WHAT IS ASKED → In the listing below, count each line containing "user" and answer with the count only.

Start of TASK INPUTS

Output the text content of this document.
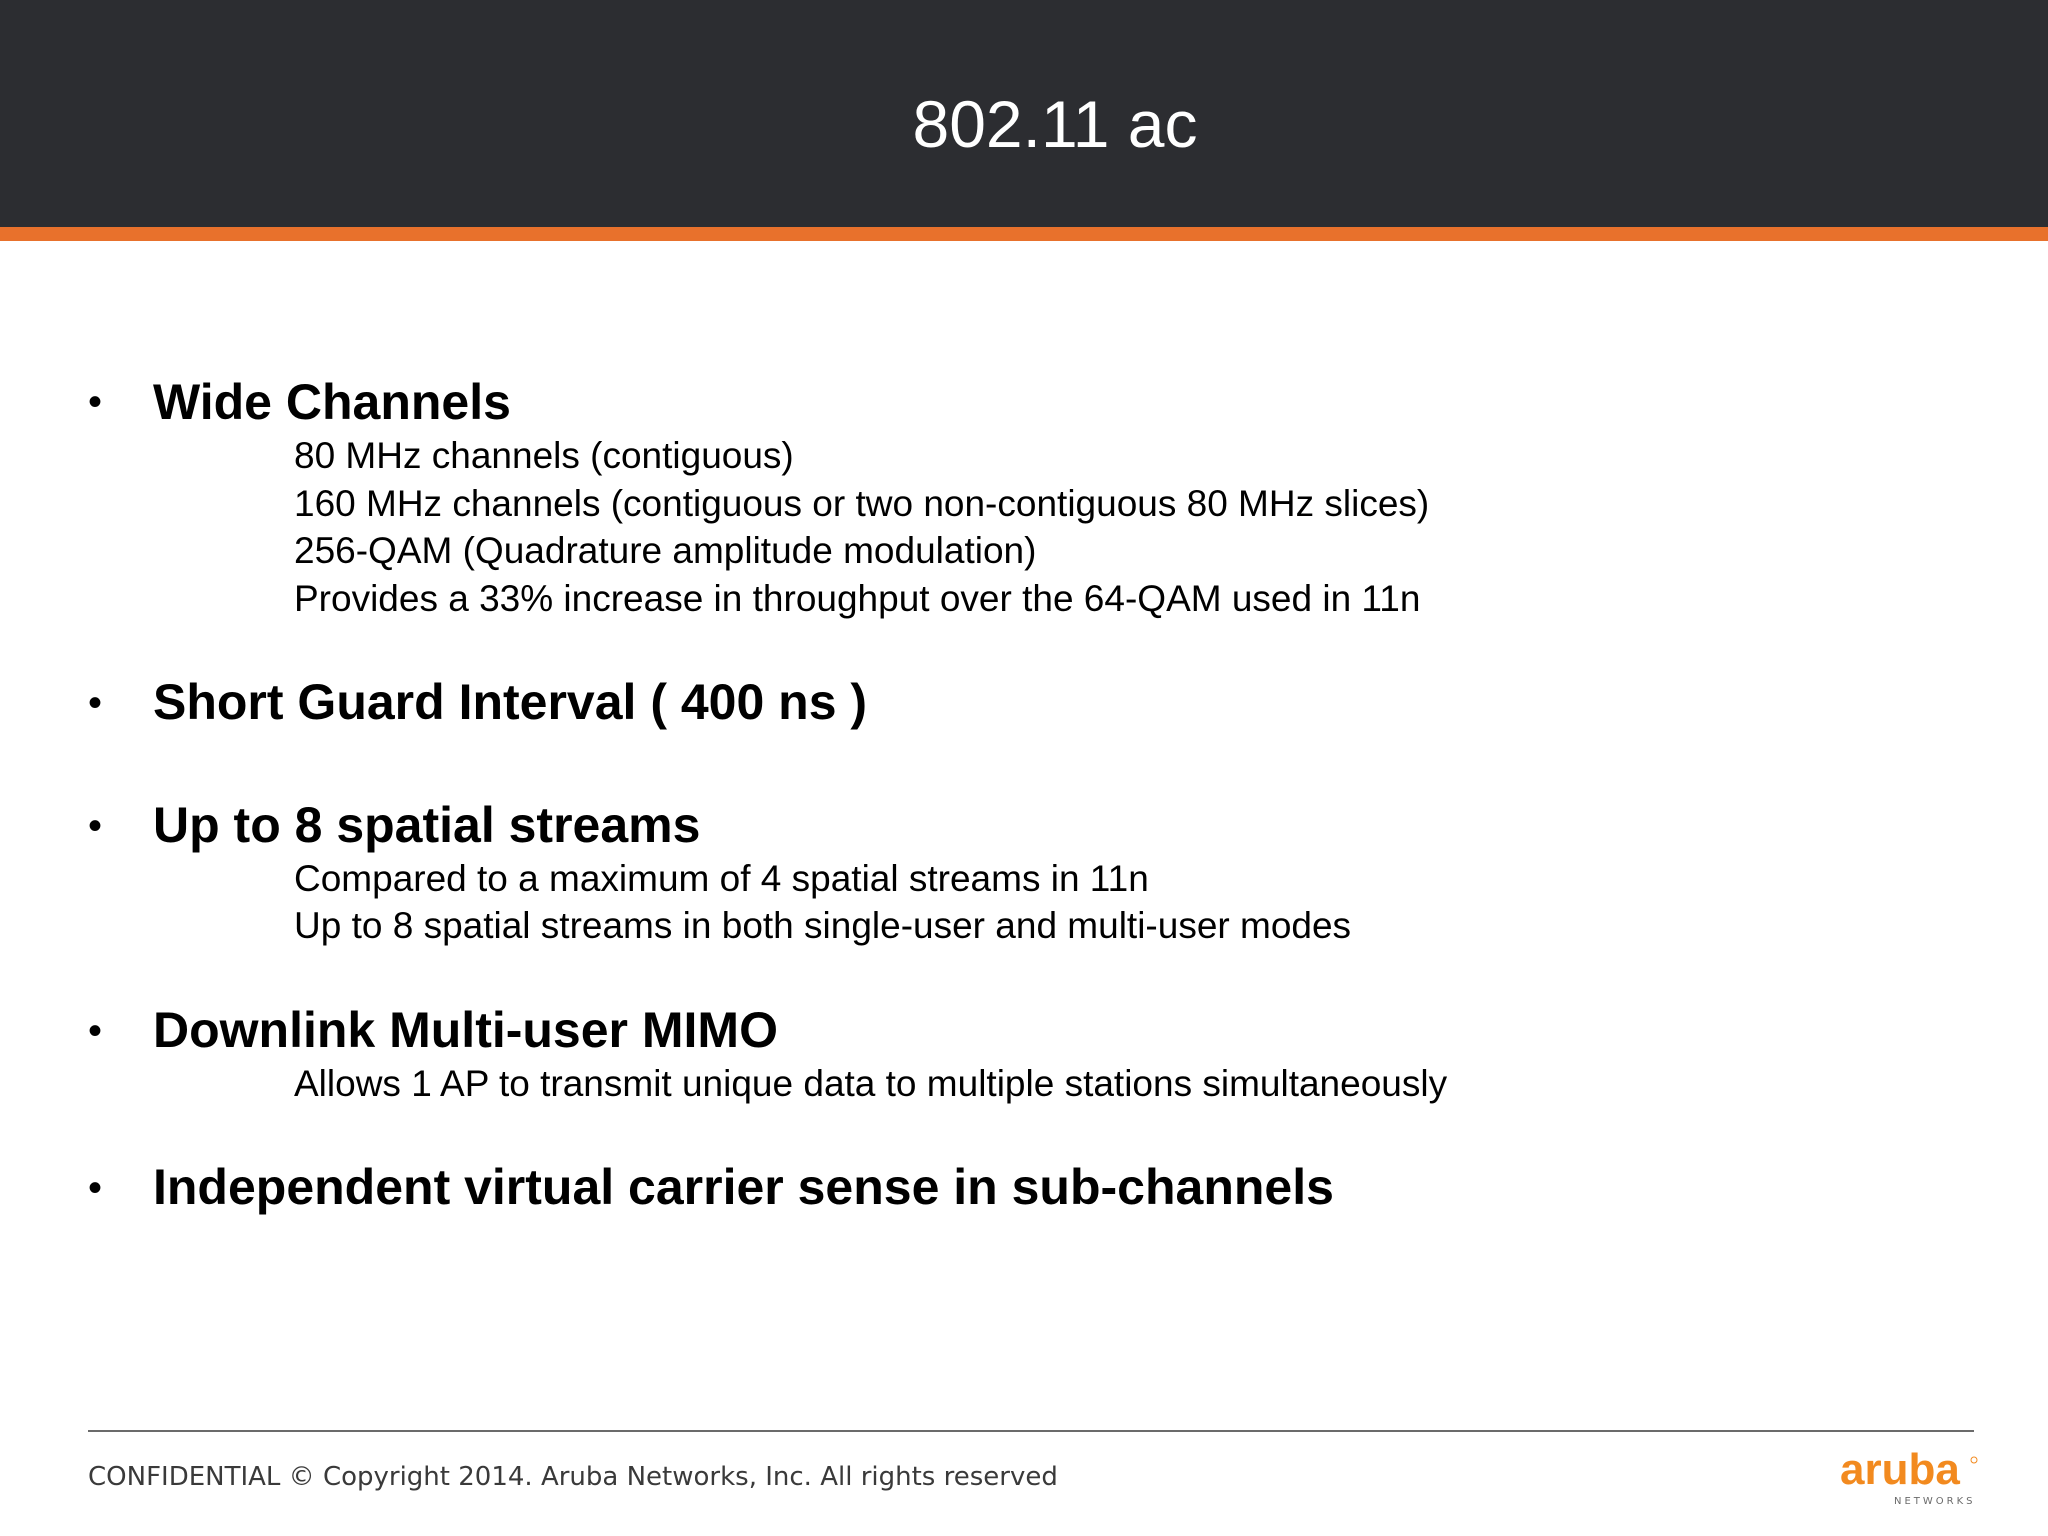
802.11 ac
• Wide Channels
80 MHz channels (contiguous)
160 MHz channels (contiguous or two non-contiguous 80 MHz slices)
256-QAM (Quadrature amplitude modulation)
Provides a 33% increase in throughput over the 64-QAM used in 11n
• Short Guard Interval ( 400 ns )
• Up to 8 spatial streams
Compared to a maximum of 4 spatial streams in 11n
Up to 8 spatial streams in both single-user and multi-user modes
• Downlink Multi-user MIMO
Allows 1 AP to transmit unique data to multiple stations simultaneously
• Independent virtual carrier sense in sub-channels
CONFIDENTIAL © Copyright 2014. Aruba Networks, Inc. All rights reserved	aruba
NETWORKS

End of TASK INPUTS

ANSWER TO THIS PROBLEM → 2